- **WRITTEN EXERCISE**
Copy out all of the data exactly as it appears.

-*-*-

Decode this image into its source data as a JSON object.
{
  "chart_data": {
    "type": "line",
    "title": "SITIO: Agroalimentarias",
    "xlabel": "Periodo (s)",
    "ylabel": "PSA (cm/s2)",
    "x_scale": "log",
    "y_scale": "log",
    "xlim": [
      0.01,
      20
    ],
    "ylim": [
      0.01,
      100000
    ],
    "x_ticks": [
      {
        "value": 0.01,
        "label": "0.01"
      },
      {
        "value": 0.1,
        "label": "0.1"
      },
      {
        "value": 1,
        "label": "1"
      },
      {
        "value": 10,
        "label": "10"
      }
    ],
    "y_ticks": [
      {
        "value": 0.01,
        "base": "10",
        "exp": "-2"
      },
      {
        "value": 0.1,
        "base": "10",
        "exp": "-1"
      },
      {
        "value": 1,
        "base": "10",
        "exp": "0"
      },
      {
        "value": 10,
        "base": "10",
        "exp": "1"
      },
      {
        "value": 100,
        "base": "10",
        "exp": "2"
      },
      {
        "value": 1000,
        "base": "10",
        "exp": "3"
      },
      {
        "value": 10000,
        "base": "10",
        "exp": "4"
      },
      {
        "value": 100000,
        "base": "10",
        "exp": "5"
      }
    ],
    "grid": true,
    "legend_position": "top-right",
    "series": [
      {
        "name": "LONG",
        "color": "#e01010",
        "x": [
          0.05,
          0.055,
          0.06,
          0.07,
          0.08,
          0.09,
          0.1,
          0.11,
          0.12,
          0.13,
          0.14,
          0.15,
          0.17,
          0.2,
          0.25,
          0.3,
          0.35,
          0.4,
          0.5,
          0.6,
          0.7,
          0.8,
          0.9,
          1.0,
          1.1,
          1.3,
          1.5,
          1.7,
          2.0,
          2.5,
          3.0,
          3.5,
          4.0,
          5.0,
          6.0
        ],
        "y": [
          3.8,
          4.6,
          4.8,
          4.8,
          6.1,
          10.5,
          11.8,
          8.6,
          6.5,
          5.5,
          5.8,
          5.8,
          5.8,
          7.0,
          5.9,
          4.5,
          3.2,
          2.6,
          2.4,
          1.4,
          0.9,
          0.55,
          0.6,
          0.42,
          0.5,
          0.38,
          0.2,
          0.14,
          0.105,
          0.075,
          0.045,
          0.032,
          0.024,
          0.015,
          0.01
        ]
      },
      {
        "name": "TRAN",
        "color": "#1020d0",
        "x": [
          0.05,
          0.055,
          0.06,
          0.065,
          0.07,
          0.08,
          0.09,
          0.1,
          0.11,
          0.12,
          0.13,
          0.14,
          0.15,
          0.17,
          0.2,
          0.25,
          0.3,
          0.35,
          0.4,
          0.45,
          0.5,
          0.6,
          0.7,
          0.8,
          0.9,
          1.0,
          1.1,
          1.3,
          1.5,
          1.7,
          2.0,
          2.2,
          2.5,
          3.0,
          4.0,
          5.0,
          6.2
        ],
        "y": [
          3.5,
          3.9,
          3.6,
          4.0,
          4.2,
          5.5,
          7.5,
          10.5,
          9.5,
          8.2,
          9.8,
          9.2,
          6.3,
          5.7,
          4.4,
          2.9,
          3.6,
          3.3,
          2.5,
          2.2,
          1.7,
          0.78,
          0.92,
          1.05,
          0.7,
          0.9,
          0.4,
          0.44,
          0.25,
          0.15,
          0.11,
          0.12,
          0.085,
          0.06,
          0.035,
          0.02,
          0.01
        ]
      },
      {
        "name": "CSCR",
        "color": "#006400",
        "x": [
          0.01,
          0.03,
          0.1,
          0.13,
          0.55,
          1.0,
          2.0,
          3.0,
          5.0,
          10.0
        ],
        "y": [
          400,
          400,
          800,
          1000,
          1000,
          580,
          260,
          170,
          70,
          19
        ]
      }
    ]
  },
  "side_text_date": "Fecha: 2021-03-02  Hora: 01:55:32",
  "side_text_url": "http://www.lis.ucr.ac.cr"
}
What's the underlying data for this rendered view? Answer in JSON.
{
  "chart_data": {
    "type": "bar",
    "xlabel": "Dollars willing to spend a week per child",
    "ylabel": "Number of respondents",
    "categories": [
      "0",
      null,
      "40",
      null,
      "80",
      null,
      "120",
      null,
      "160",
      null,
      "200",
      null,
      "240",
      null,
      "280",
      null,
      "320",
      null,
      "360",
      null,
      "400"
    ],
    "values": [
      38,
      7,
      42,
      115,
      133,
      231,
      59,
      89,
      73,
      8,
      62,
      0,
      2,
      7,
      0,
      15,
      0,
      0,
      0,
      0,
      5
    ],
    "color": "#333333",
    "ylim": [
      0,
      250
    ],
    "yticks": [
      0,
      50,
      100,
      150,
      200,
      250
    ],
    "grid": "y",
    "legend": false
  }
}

-*-*-

- **RESULT**
Decode this image into its source data as a JSON object.
{
  "chart_data": {
    "type": "line",
    "title": "SITIO: Agroalimentarias",
    "xlabel": "Periodo (s)",
    "ylabel": "PSA (cm/s2)",
    "x_scale": "log",
    "y_scale": "log",
    "xlim": [
      0.01,
      20
    ],
    "ylim": [
      0.01,
      100000
    ],
    "x_ticks": [
      {
        "value": 0.01,
        "label": "0.01"
      },
      {
        "value": 0.1,
        "label": "0.1"
      },
      {
        "value": 1,
        "label": "1"
      },
      {
        "value": 10,
        "label": "10"
      }
    ],
    "y_ticks": [
      {
        "value": 0.01,
        "base": "10",
        "exp": "-2"
      },
      {
        "value": 0.1,
        "base": "10",
        "exp": "-1"
      },
      {
        "value": 1,
        "base": "10",
        "exp": "0"
      },
      {
        "value": 10,
        "base": "10",
        "exp": "1"
      },
      {
        "value": 100,
        "base": "10",
        "exp": "2"
      },
      {
        "value": 1000,
        "base": "10",
        "exp": "3"
      },
      {
        "value": 10000,
        "base": "10",
        "exp": "4"
      },
      {
        "value": 100000,
        "base": "10",
        "exp": "5"
      }
    ],
    "grid": true,
    "legend_position": "top-right",
    "series": [
      {
        "name": "LONG",
        "color": "#e01010",
        "x": [
          0.05,
          0.055,
          0.06,
          0.07,
          0.08,
          0.09,
          0.1,
          0.11,
          0.12,
          0.13,
          0.14,
          0.15,
          0.17,
          0.2,
          0.25,
          0.3,
          0.35,
          0.4,
          0.5,
          0.6,
          0.7,
          0.8,
          0.9,
          1.0,
          1.1,
          1.3,
          1.5,
          1.7,
          2.0,
          2.5,
          3.0,
          3.5,
          4.0,
          5.0,
          6.0
        ],
        "y": [
          3.8,
          4.6,
          4.8,
          4.8,
          6.1,
          10.5,
          11.8,
          8.6,
          6.5,
          5.5,
          5.8,
          5.8,
          5.8,
          7.0,
          5.9,
          4.5,
          3.2,
          2.6,
          2.4,
          1.4,
          0.9,
          0.55,
          0.6,
          0.42,
          0.5,
          0.38,
          0.2,
          0.14,
          0.105,
          0.075,
          0.045,
          0.032,
          0.024,
          0.015,
          0.01
        ]
      },
      {
        "name": "TRAN",
        "color": "#1020d0",
        "x": [
          0.05,
          0.055,
          0.06,
          0.065,
          0.07,
          0.08,
          0.09,
          0.1,
          0.11,
          0.12,
          0.13,
          0.14,
          0.15,
          0.17,
          0.2,
          0.25,
          0.3,
          0.35,
          0.4,
          0.45,
          0.5,
          0.6,
          0.7,
          0.8,
          0.9,
          1.0,
          1.1,
          1.3,
          1.5,
          1.7,
          2.0,
          2.2,
          2.5,
          3.0,
          4.0,
          5.0,
          6.2
        ],
        "y": [
          3.5,
          3.9,
          3.6,
          4.0,
          4.2,
          5.5,
          7.5,
          10.5,
          9.5,
          8.2,
          9.8,
          9.2,
          6.3,
          5.7,
          4.4,
          2.9,
          3.6,
          3.3,
          2.5,
          2.2,
          1.7,
          0.78,
          0.92,
          1.05,
          0.7,
          0.9,
          0.4,
          0.44,
          0.25,
          0.15,
          0.11,
          0.12,
          0.085,
          0.06,
          0.035,
          0.02,
          0.01
        ]
      },
      {
        "name": "CSCR",
        "color": "#006400",
        "x": [
          0.01,
          0.03,
          0.1,
          0.13,
          0.55,
          1.0,
          2.0,
          3.0,
          5.0,
          10.0
        ],
        "y": [
          400,
          400,
          800,
          1000,
          1000,
          580,
          260,
          170,
          70,
          19
        ]
      }
    ]
  },
  "side_text_date": "Fecha: 2021-03-02  Hora: 01:55:32",
  "side_text_url": "http://www.lis.ucr.ac.cr"
}
What's the underlying data for this rendered view? Answer in JSON.
{
  "chart_data": {
    "type": "bar",
    "xlabel": "Dollars willing to spend a week per child",
    "ylabel": "Number of respondents",
    "categories": [
      "0",
      null,
      "40",
      null,
      "80",
      null,
      "120",
      null,
      "160",
      null,
      "200",
      null,
      "240",
      null,
      "280",
      null,
      "320",
      null,
      "360",
      null,
      "400"
    ],
    "values": [
      38,
      7,
      42,
      115,
      133,
      231,
      59,
      89,
      73,
      8,
      62,
      0,
      2,
      7,
      0,
      15,
      0,
      0,
      0,
      0,
      5
    ],
    "color": "#333333",
    "ylim": [
      0,
      250
    ],
    "yticks": [
      0,
      50,
      100,
      150,
      200,
      250
    ],
    "grid": "y",
    "legend": false
  }
}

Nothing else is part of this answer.